— Exercise —
Bring together all lines of the material below that contain the string "this".

— Provided material —
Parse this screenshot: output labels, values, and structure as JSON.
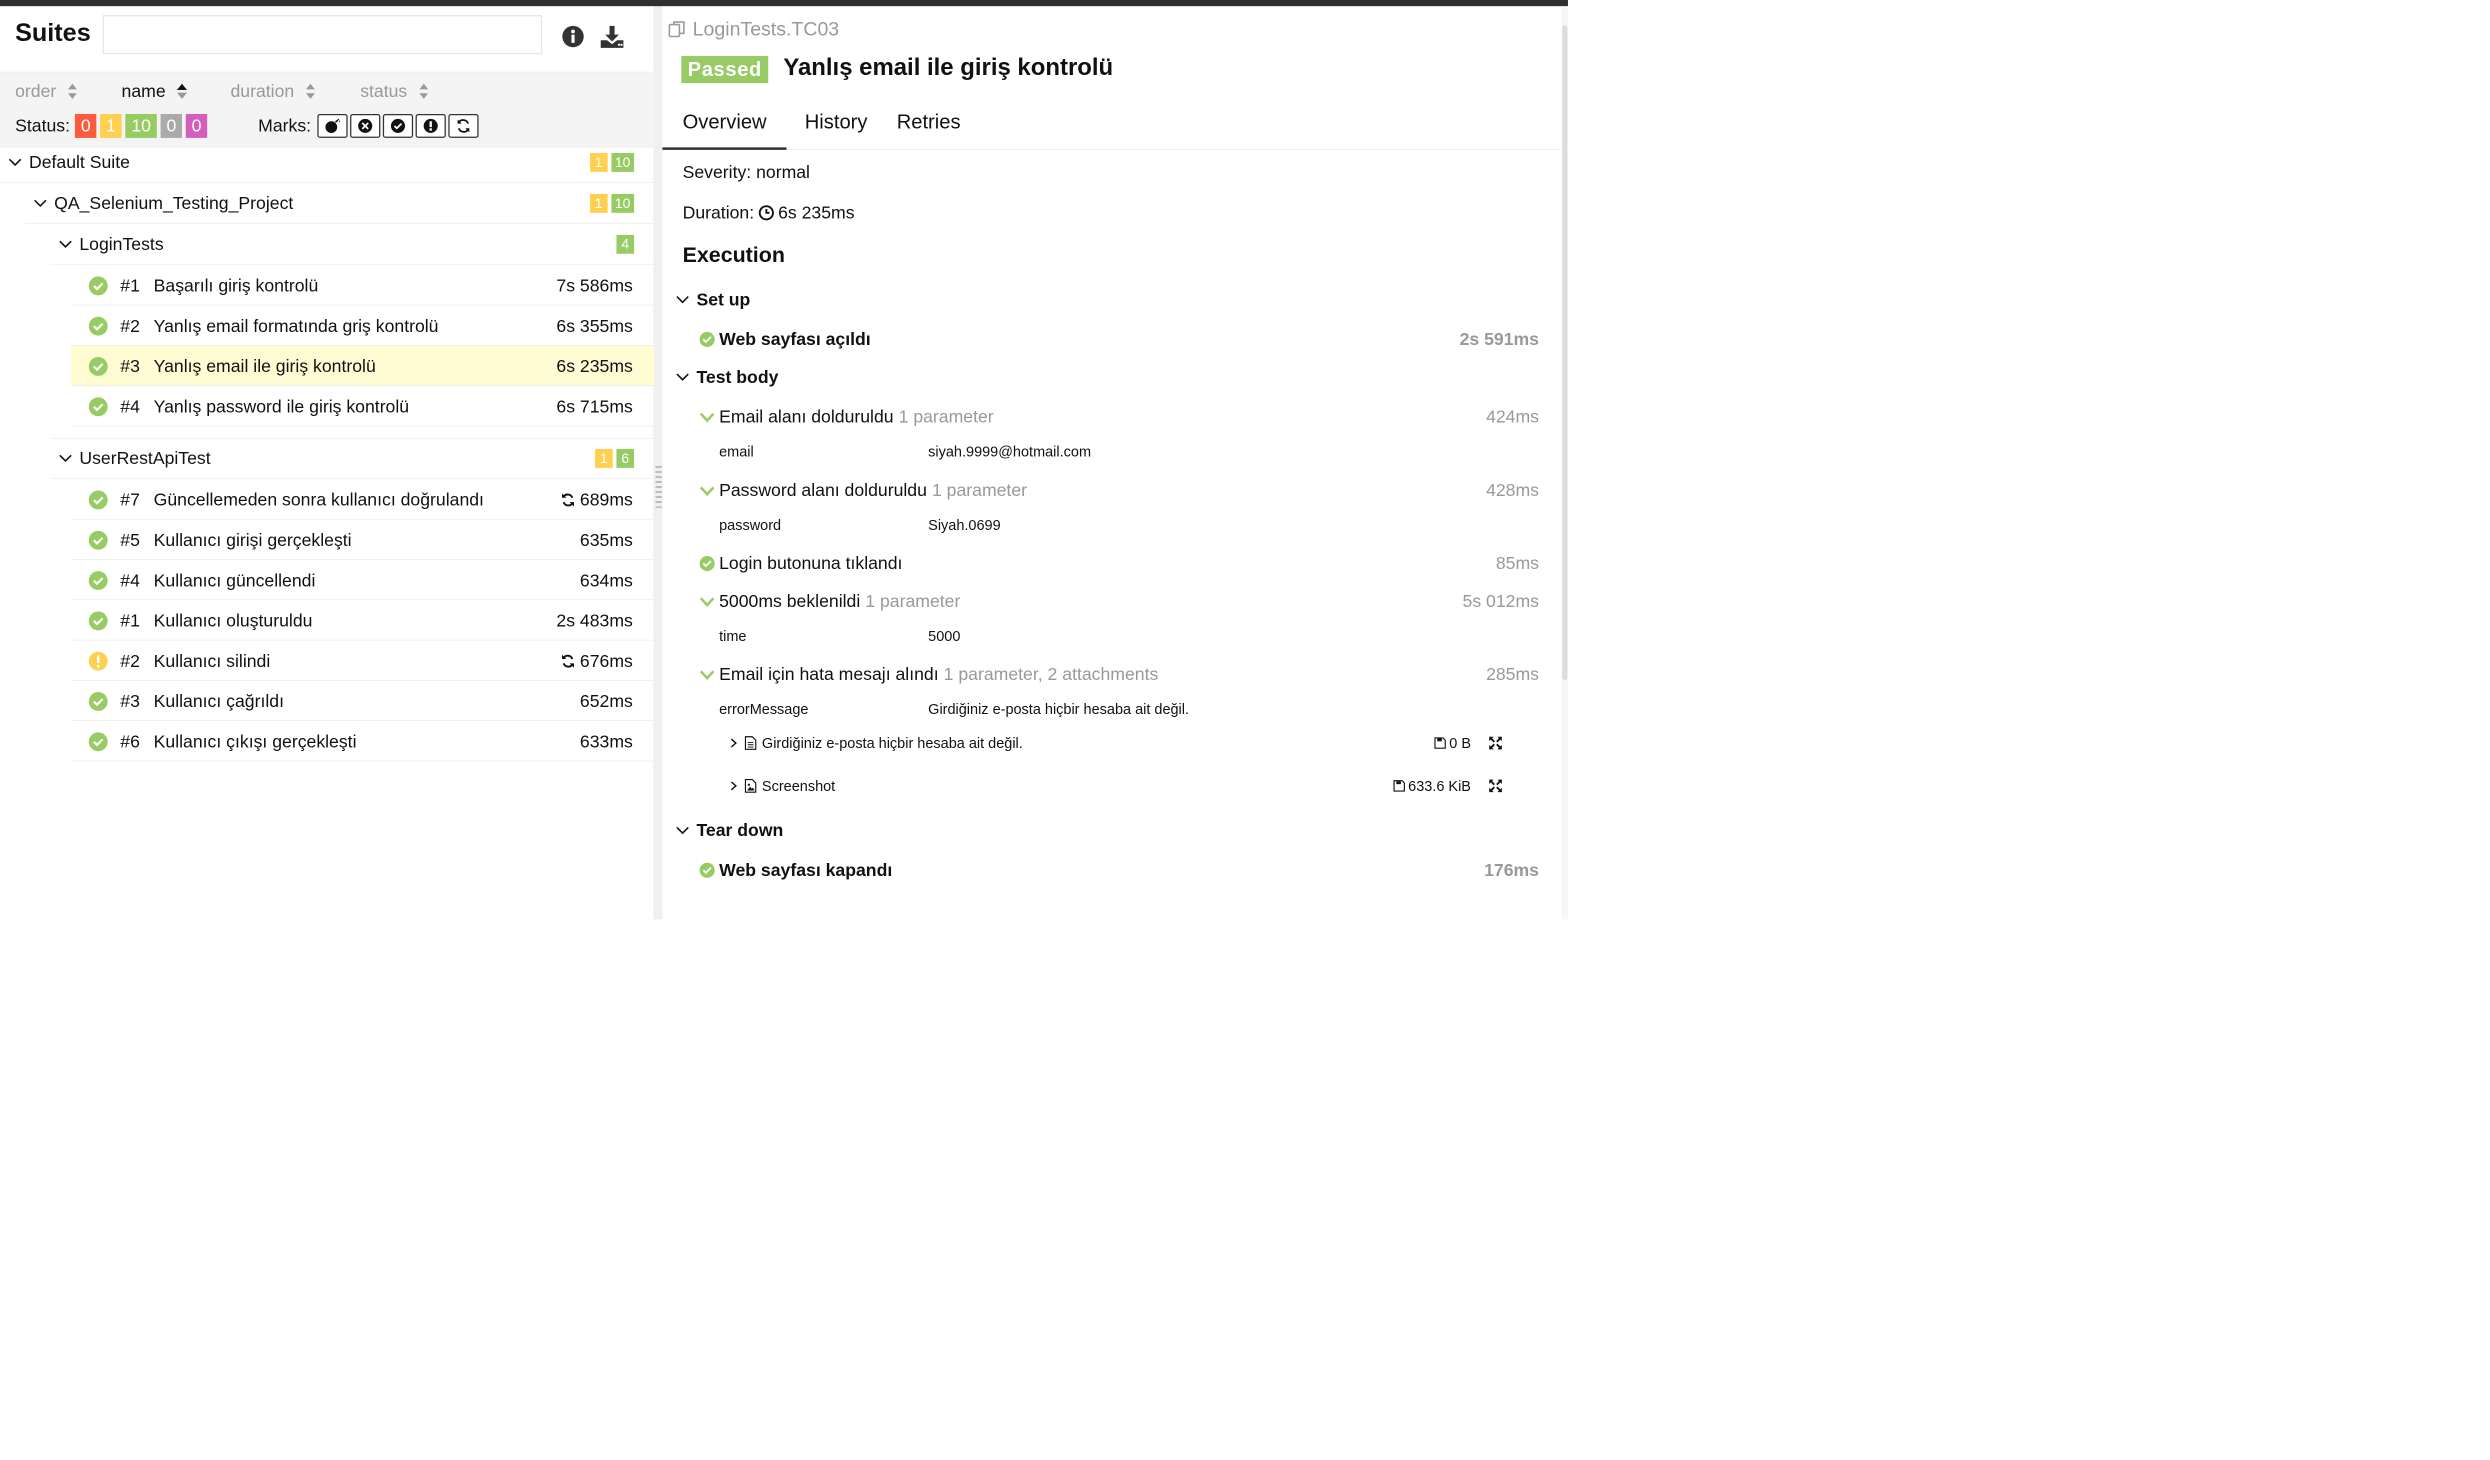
{
  "colors": {
    "failed": "#fd5a3e",
    "broken": "#ffd050",
    "passed": "#97cc64",
    "skipped": "#aaaaaa",
    "unknown": "#d35ebe",
    "selected": "#fffbd3"
  },
  "left": {
    "title": "Suites",
    "search": {
      "value": "",
      "placeholder": ""
    },
    "icons": [
      "info-icon",
      "download-icon"
    ],
    "sort": [
      {
        "label": "order"
      },
      {
        "label": "name"
      },
      {
        "label": "duration"
      },
      {
        "label": "status"
      }
    ],
    "status": {
      "label": "Status:",
      "counts": [
        "0",
        "1",
        "10",
        "0",
        "0"
      ]
    },
    "marks": {
      "label": "Marks:",
      "icons": [
        "flaky-bomb-icon",
        "new-failed-icon",
        "new-passed-icon",
        "new-broken-icon",
        "retries-icon"
      ]
    },
    "tree": {
      "default_suite": {
        "name": "Default Suite",
        "counts": [
          "1",
          "10"
        ]
      },
      "project": {
        "name": "QA_Selenium_Testing_Project",
        "counts": [
          "1",
          "10"
        ]
      },
      "login": {
        "name": "LoginTests",
        "counts": [
          "4"
        ],
        "tests": [
          {
            "num": "#1",
            "name": "Başarılı giriş kontrolü",
            "dur": "7s 586ms",
            "status": "passed"
          },
          {
            "num": "#2",
            "name": "Yanlış email formatında griş kontrolü",
            "dur": "6s 355ms",
            "status": "passed"
          },
          {
            "num": "#3",
            "name": "Yanlış email ile giriş kontrolü",
            "dur": "6s 235ms",
            "status": "passed"
          },
          {
            "num": "#4",
            "name": "Yanlış password ile giriş kontrolü",
            "dur": "6s 715ms",
            "status": "passed"
          }
        ]
      },
      "api": {
        "name": "UserRestApiTest",
        "counts": [
          "1",
          "6"
        ],
        "tests": [
          {
            "num": "#7",
            "name": "Güncellemeden sonra kullanıcı doğrulandı",
            "dur": "689ms",
            "status": "passed"
          },
          {
            "num": "#5",
            "name": "Kullanıcı girişi gerçekleşti",
            "dur": "635ms",
            "status": "passed"
          },
          {
            "num": "#4",
            "name": "Kullanıcı güncellendi",
            "dur": "634ms",
            "status": "passed"
          },
          {
            "num": "#1",
            "name": "Kullanıcı oluşturuldu",
            "dur": "2s 483ms",
            "status": "passed"
          },
          {
            "num": "#2",
            "name": "Kullanıcı silindi",
            "dur": "676ms",
            "status": "broken"
          },
          {
            "num": "#3",
            "name": "Kullanıcı çağrıldı",
            "dur": "652ms",
            "status": "passed"
          },
          {
            "num": "#6",
            "name": "Kullanıcı çıkışı gerçekleşti",
            "dur": "633ms",
            "status": "passed"
          }
        ]
      }
    }
  },
  "right": {
    "path": "LoginTests.TC03",
    "status": "Passed",
    "title": "Yanlış email ile giriş kontrolü",
    "tabs": [
      {
        "label": "Overview"
      },
      {
        "label": "History"
      },
      {
        "label": "Retries"
      }
    ],
    "severity": "Severity: normal",
    "duration_label": "Duration:",
    "duration": "6s 235ms",
    "execution": "Execution",
    "setup": {
      "label": "Set up",
      "step": {
        "name": "Web sayfası açıldı",
        "dur": "2s 591ms"
      }
    },
    "body": {
      "label": "Test body",
      "steps": [
        {
          "name": "Email alanı dolduruldu",
          "params": "1 parameter",
          "dur": "424ms",
          "pname": "email",
          "pval": "siyah.9999@hotmail.com"
        },
        {
          "name": "Password alanı dolduruldu",
          "params": "1 parameter",
          "dur": "428ms",
          "pname": "password",
          "pval": "Siyah.0699"
        },
        {
          "name": "Login butonuna tıklandı",
          "dur": "85ms"
        },
        {
          "name": "5000ms beklenildi",
          "params": "1 parameter",
          "dur": "5s 012ms",
          "pname": "time",
          "pval": "5000"
        },
        {
          "name": "Email için hata mesajı alındı",
          "params": "1 parameter, 2 attachments",
          "dur": "285ms",
          "pname": "errorMessage",
          "pval": "Girdiğiniz e-posta hiçbir hesaba ait değil."
        }
      ],
      "attachments": [
        {
          "name": "Girdiğiniz e-posta hiçbir hesaba ait değil.",
          "size": "0 B"
        },
        {
          "name": "Screenshot",
          "size": "633.6 KiB"
        }
      ]
    },
    "teardown": {
      "label": "Tear down",
      "step": {
        "name": "Web sayfası kapandı",
        "dur": "176ms"
      }
    }
  }
}
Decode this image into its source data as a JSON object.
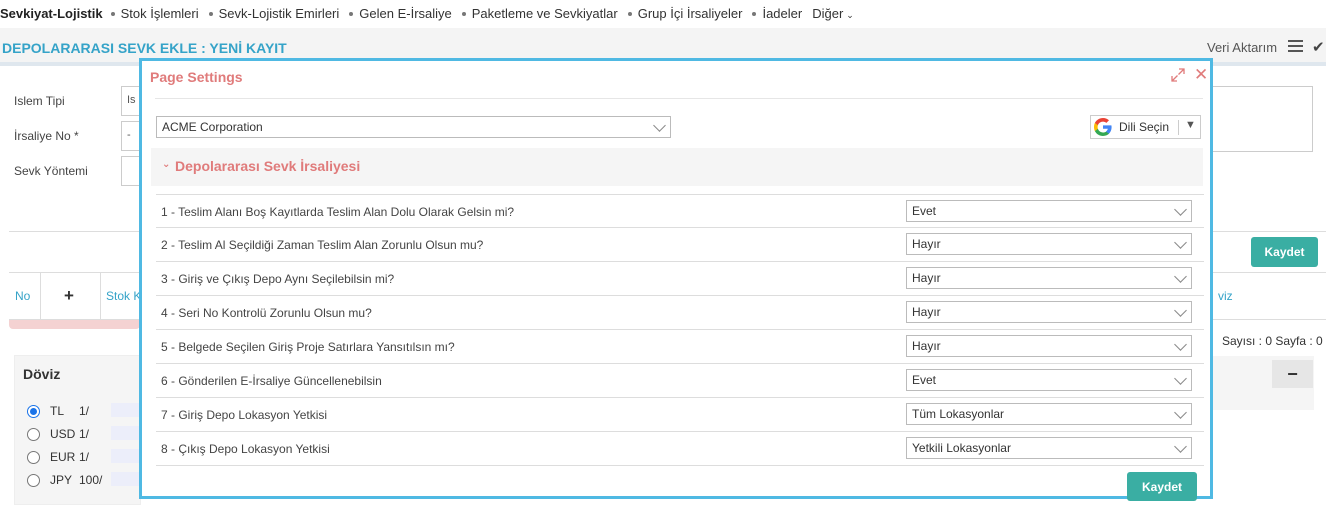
{
  "nav": {
    "brand": "Sevkiyat-Lojistik",
    "items": [
      "Stok İşlemleri",
      "Sevk-Lojistik Emirleri",
      "Gelen E-İrsaliye",
      "Paketleme ve Sevkiyatlar",
      "Grup İçi İrsaliyeler",
      "İadeler"
    ],
    "more": "Diğer"
  },
  "page": {
    "title": "DEPOLARARASI SEVK EKLE : YENİ KAYIT",
    "veri_aktarim": "Veri Aktarım"
  },
  "form": {
    "islem_tipi_label": "Islem Tipi",
    "islem_tipi_value": "Is",
    "irsaliye_no_label": "İrsaliye No *",
    "irsaliye_no_value": "-",
    "sevk_yontemi_label": "Sevk Yöntemi",
    "save_label": "Kaydet"
  },
  "grid": {
    "col_no": "No",
    "col_add": "+",
    "col_stok": "Stok K",
    "col_doviz": "viz",
    "footer": "Sayısı : 0 Sayfa : 0"
  },
  "doviz": {
    "title": "Döviz",
    "rows": [
      {
        "code": "TL",
        "rate": "1/",
        "selected": true
      },
      {
        "code": "USD",
        "rate": "1/",
        "selected": false
      },
      {
        "code": "EUR",
        "rate": "1/",
        "selected": false
      },
      {
        "code": "JPY",
        "rate": "100/",
        "selected": false
      }
    ],
    "collapse": "−"
  },
  "modal": {
    "title": "Page Settings",
    "company": "ACME Corporation",
    "language_label": "Dili Seçin",
    "section_title": "Depolararası Sevk İrsaliyesi",
    "settings": [
      {
        "label": "1 - Teslim Alanı Boş Kayıtlarda Teslim Alan Dolu Olarak Gelsin mi?",
        "value": "Evet"
      },
      {
        "label": "2 - Teslim Al Seçildiği Zaman Teslim Alan Zorunlu Olsun mu?",
        "value": "Hayır"
      },
      {
        "label": "3 - Giriş ve Çıkış Depo Aynı Seçilebilsin mi?",
        "value": "Hayır"
      },
      {
        "label": "4 - Seri No Kontrolü Zorunlu Olsun mu?",
        "value": "Hayır"
      },
      {
        "label": "5 - Belgede Seçilen Giriş Proje Satırlara Yansıtılsın mı?",
        "value": "Hayır"
      },
      {
        "label": "6 - Gönderilen E-İrsaliye Güncellenebilsin",
        "value": "Evet"
      },
      {
        "label": "7 - Giriş Depo Lokasyon Yetkisi",
        "value": "Tüm Lokasyonlar"
      },
      {
        "label": "8 - Çıkış Depo Lokasyon Yetkisi",
        "value": "Yetkili Lokasyonlar"
      }
    ],
    "save_label": "Kaydet"
  },
  "colors": {
    "accent_teal": "#3aaea3",
    "title_blue": "#35a3c8",
    "modal_border": "#4fb9e3",
    "modal_red": "#e07b7b"
  }
}
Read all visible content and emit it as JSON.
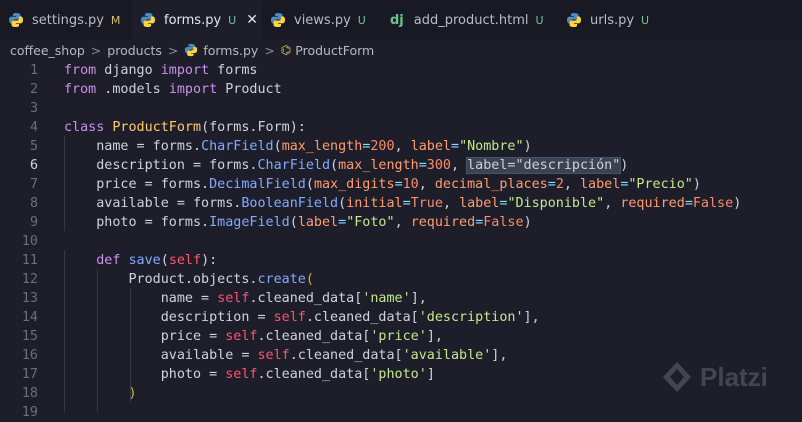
{
  "tabs": [
    {
      "label": "settings.py",
      "status": "M",
      "icon": "python-icon",
      "active": false
    },
    {
      "label": "forms.py",
      "status": "U",
      "icon": "python-icon",
      "active": true
    },
    {
      "label": "views.py",
      "status": "U",
      "icon": "python-icon",
      "active": false
    },
    {
      "label": "add_product.html",
      "status": "U",
      "icon": "django-icon",
      "active": false
    },
    {
      "label": "urls.py",
      "status": "U",
      "icon": "python-icon",
      "active": false
    }
  ],
  "close_glyph": "✕",
  "django_glyph": "dj",
  "breadcrumb": {
    "items": [
      "coffee_shop",
      "products",
      "forms.py",
      "ProductForm"
    ],
    "separator": ">"
  },
  "code_lines": [
    {
      "n": 1,
      "tokens": [
        [
          "kw",
          "from"
        ],
        [
          "t",
          " django "
        ],
        [
          "kw",
          "import"
        ],
        [
          "t",
          " forms"
        ]
      ]
    },
    {
      "n": 2,
      "tokens": [
        [
          "kw",
          "from"
        ],
        [
          "t",
          " .models "
        ],
        [
          "kw",
          "import"
        ],
        [
          "t",
          " Product"
        ]
      ]
    },
    {
      "n": 3,
      "tokens": []
    },
    {
      "n": 4,
      "tokens": [
        [
          "kw",
          "class"
        ],
        [
          "t",
          " "
        ],
        [
          "cls",
          "ProductForm"
        ],
        [
          "t",
          "(forms.Form):"
        ]
      ]
    },
    {
      "n": 5,
      "tokens": [
        [
          "t",
          "    name = forms."
        ],
        [
          "fn",
          "CharField"
        ],
        [
          "t",
          "("
        ],
        [
          "prm",
          "max_length"
        ],
        [
          "op",
          "="
        ],
        [
          "num",
          "200"
        ],
        [
          "t",
          ", "
        ],
        [
          "prm",
          "label"
        ],
        [
          "op",
          "="
        ],
        [
          "str",
          "\"Nombre\""
        ],
        [
          "t",
          ")"
        ]
      ]
    },
    {
      "n": 6,
      "tokens": [
        [
          "t",
          "    description = forms."
        ],
        [
          "fn",
          "CharField"
        ],
        [
          "t",
          "("
        ],
        [
          "prm",
          "max_length"
        ],
        [
          "op",
          "="
        ],
        [
          "num",
          "300"
        ],
        [
          "t",
          ", "
        ],
        [
          "sel",
          "label=\"descripción\""
        ],
        [
          "t",
          ")"
        ]
      ]
    },
    {
      "n": 7,
      "tokens": [
        [
          "t",
          "    price = forms."
        ],
        [
          "fn",
          "DecimalField"
        ],
        [
          "t",
          "("
        ],
        [
          "prm",
          "max_digits"
        ],
        [
          "op",
          "="
        ],
        [
          "num",
          "10"
        ],
        [
          "t",
          ", "
        ],
        [
          "prm",
          "decimal_places"
        ],
        [
          "op",
          "="
        ],
        [
          "num",
          "2"
        ],
        [
          "t",
          ", "
        ],
        [
          "prm",
          "label"
        ],
        [
          "op",
          "="
        ],
        [
          "str",
          "\"Precio\""
        ],
        [
          "t",
          ")"
        ]
      ]
    },
    {
      "n": 8,
      "tokens": [
        [
          "t",
          "    available = forms."
        ],
        [
          "fn",
          "BooleanField"
        ],
        [
          "t",
          "("
        ],
        [
          "prm",
          "initial"
        ],
        [
          "op",
          "="
        ],
        [
          "num",
          "True"
        ],
        [
          "t",
          ", "
        ],
        [
          "prm",
          "label"
        ],
        [
          "op",
          "="
        ],
        [
          "str",
          "\"Disponible\""
        ],
        [
          "t",
          ", "
        ],
        [
          "prm",
          "required"
        ],
        [
          "op",
          "="
        ],
        [
          "num",
          "False"
        ],
        [
          "t",
          ")"
        ]
      ]
    },
    {
      "n": 9,
      "tokens": [
        [
          "t",
          "    photo = forms."
        ],
        [
          "fn",
          "ImageField"
        ],
        [
          "t",
          "("
        ],
        [
          "prm",
          "label"
        ],
        [
          "op",
          "="
        ],
        [
          "str",
          "\"Foto\""
        ],
        [
          "t",
          ", "
        ],
        [
          "prm",
          "required"
        ],
        [
          "op",
          "="
        ],
        [
          "num",
          "False"
        ],
        [
          "t",
          ")"
        ]
      ]
    },
    {
      "n": 10,
      "tokens": []
    },
    {
      "n": 11,
      "tokens": [
        [
          "t",
          "    "
        ],
        [
          "kw",
          "def"
        ],
        [
          "t",
          " "
        ],
        [
          "fn",
          "save"
        ],
        [
          "t",
          "("
        ],
        [
          "slf",
          "self"
        ],
        [
          "t",
          "):"
        ]
      ]
    },
    {
      "n": 12,
      "tokens": [
        [
          "t",
          "        Product.objects."
        ],
        [
          "fn",
          "create"
        ],
        [
          "pn",
          "("
        ]
      ]
    },
    {
      "n": 13,
      "tokens": [
        [
          "t",
          "            name = "
        ],
        [
          "slf",
          "self"
        ],
        [
          "t",
          ".cleaned_data["
        ],
        [
          "str",
          "'name'"
        ],
        [
          "t",
          "],"
        ]
      ]
    },
    {
      "n": 14,
      "tokens": [
        [
          "t",
          "            description = "
        ],
        [
          "slf",
          "self"
        ],
        [
          "t",
          ".cleaned_data["
        ],
        [
          "str",
          "'description'"
        ],
        [
          "t",
          "],"
        ]
      ]
    },
    {
      "n": 15,
      "tokens": [
        [
          "t",
          "            price = "
        ],
        [
          "slf",
          "self"
        ],
        [
          "t",
          ".cleaned_data["
        ],
        [
          "str",
          "'price'"
        ],
        [
          "t",
          "],"
        ]
      ]
    },
    {
      "n": 16,
      "tokens": [
        [
          "t",
          "            available = "
        ],
        [
          "slf",
          "self"
        ],
        [
          "t",
          ".cleaned_data["
        ],
        [
          "str",
          "'available'"
        ],
        [
          "t",
          "],"
        ]
      ]
    },
    {
      "n": 17,
      "tokens": [
        [
          "t",
          "            photo = "
        ],
        [
          "slf",
          "self"
        ],
        [
          "t",
          ".cleaned_data["
        ],
        [
          "str",
          "'photo'"
        ],
        [
          "t",
          "]"
        ]
      ]
    },
    {
      "n": 18,
      "tokens": [
        [
          "t",
          "        "
        ],
        [
          "pn",
          ")"
        ]
      ]
    },
    {
      "n": 19,
      "tokens": []
    }
  ],
  "current_line": 6,
  "watermark": {
    "text": "Platzi",
    "icon": "platzi-logo-icon"
  },
  "colors": {
    "background": "#1e1e2a",
    "tabbar": "#191923",
    "keyword": "#c792ea",
    "string": "#c3e88d"
  }
}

— The output —
Parse this screenshot: output labels, values, and structure as JSON.
Decode this image into its source data as a JSON object.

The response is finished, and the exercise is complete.